In the copy, include every entry exactly but none of the pictures.

— Start Data records —

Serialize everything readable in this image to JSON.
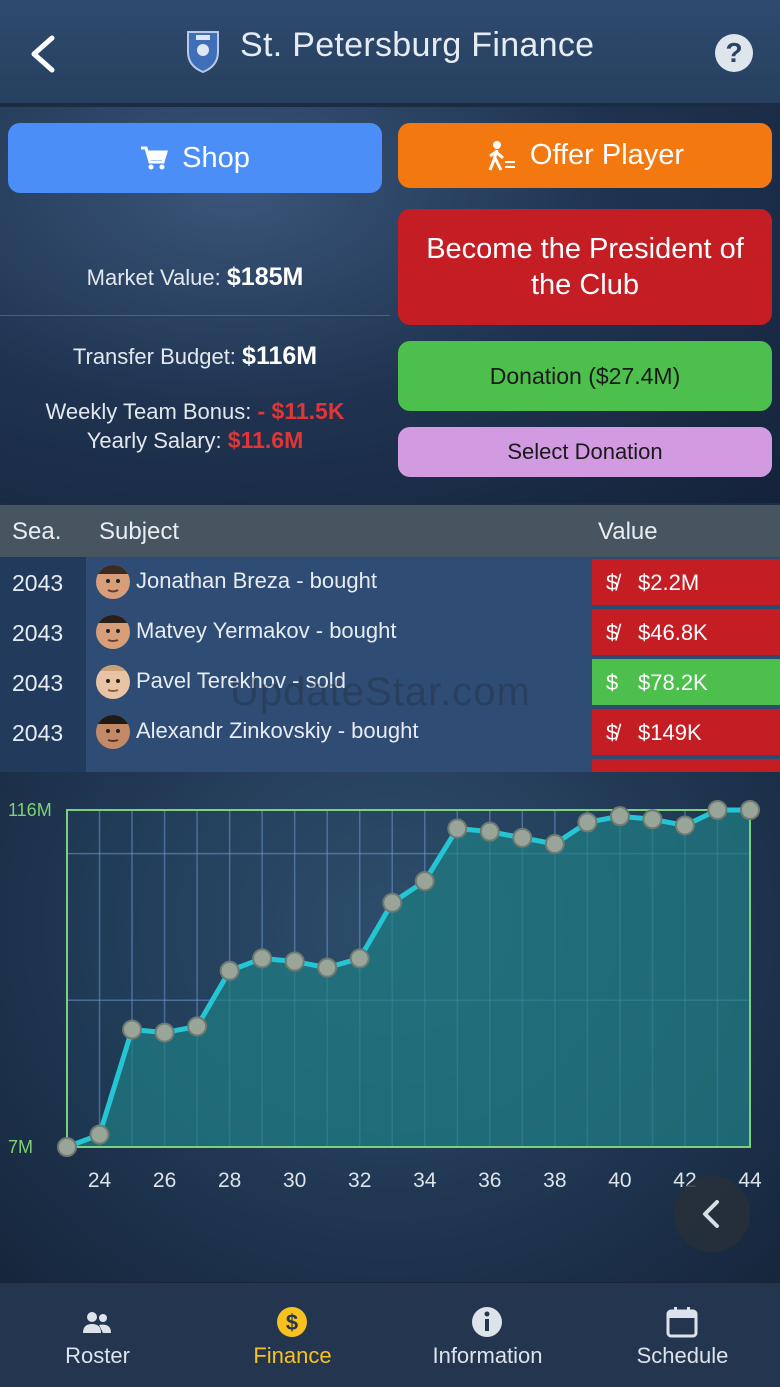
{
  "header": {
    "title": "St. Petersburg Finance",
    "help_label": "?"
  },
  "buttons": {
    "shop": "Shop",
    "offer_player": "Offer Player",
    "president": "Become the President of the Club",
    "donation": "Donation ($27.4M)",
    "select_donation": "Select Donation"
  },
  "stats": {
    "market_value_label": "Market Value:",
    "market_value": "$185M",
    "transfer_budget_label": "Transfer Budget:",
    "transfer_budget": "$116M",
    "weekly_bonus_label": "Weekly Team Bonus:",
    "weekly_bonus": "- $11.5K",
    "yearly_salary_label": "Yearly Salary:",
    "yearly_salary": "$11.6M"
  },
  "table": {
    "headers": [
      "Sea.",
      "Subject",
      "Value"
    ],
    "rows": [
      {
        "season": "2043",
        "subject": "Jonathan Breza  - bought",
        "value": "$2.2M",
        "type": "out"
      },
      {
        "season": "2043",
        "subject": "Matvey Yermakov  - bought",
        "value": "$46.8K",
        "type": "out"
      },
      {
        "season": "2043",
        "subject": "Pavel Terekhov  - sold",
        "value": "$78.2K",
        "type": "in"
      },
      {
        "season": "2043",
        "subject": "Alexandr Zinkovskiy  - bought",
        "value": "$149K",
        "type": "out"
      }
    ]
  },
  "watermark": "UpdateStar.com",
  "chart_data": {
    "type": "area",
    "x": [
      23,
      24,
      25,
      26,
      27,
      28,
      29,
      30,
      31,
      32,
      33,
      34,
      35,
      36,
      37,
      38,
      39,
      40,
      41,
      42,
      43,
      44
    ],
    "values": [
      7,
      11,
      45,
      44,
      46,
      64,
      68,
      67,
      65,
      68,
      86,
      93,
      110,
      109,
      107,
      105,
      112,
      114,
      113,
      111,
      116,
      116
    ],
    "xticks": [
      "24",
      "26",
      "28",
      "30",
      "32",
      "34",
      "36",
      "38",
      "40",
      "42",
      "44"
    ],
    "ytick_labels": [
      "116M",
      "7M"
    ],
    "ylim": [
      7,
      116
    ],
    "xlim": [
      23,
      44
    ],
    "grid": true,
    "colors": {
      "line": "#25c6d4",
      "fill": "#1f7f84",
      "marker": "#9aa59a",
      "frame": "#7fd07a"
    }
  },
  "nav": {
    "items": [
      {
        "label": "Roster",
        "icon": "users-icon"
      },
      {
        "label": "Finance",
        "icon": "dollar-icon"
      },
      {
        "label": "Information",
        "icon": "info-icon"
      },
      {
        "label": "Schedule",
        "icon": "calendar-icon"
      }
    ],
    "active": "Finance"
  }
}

— End Data records —

### Response
Serialize everything readable in this image to JSON.
{
  "header": {
    "title": "St. Petersburg Finance",
    "help_label": "?"
  },
  "buttons": {
    "shop": "Shop",
    "offer_player": "Offer Player",
    "president": "Become the President of the Club",
    "donation": "Donation ($27.4M)",
    "select_donation": "Select Donation"
  },
  "stats": {
    "market_value_label": "Market Value:",
    "market_value": "$185M",
    "transfer_budget_label": "Transfer Budget:",
    "transfer_budget": "$116M",
    "weekly_bonus_label": "Weekly Team Bonus:",
    "weekly_bonus": "- $11.5K",
    "yearly_salary_label": "Yearly Salary:",
    "yearly_salary": "$11.6M"
  },
  "table": {
    "headers": [
      "Sea.",
      "Subject",
      "Value"
    ],
    "rows": [
      {
        "season": "2043",
        "subject": "Jonathan Breza  - bought",
        "value": "$2.2M",
        "type": "out"
      },
      {
        "season": "2043",
        "subject": "Matvey Yermakov  - bought",
        "value": "$46.8K",
        "type": "out"
      },
      {
        "season": "2043",
        "subject": "Pavel Terekhov  - sold",
        "value": "$78.2K",
        "type": "in"
      },
      {
        "season": "2043",
        "subject": "Alexandr Zinkovskiy  - bought",
        "value": "$149K",
        "type": "out"
      }
    ]
  },
  "watermark": "UpdateStar.com",
  "chart_data": {
    "type": "area",
    "x": [
      23,
      24,
      25,
      26,
      27,
      28,
      29,
      30,
      31,
      32,
      33,
      34,
      35,
      36,
      37,
      38,
      39,
      40,
      41,
      42,
      43,
      44
    ],
    "values": [
      7,
      11,
      45,
      44,
      46,
      64,
      68,
      67,
      65,
      68,
      86,
      93,
      110,
      109,
      107,
      105,
      112,
      114,
      113,
      111,
      116,
      116
    ],
    "xticks": [
      "24",
      "26",
      "28",
      "30",
      "32",
      "34",
      "36",
      "38",
      "40",
      "42",
      "44"
    ],
    "ytick_labels": [
      "116M",
      "7M"
    ],
    "ylim": [
      7,
      116
    ],
    "xlim": [
      23,
      44
    ],
    "grid": true,
    "colors": {
      "line": "#25c6d4",
      "fill": "#1f7f84",
      "marker": "#9aa59a",
      "frame": "#7fd07a"
    }
  },
  "nav": {
    "items": [
      {
        "label": "Roster",
        "icon": "users-icon"
      },
      {
        "label": "Finance",
        "icon": "dollar-icon"
      },
      {
        "label": "Information",
        "icon": "info-icon"
      },
      {
        "label": "Schedule",
        "icon": "calendar-icon"
      }
    ],
    "active": "Finance"
  }
}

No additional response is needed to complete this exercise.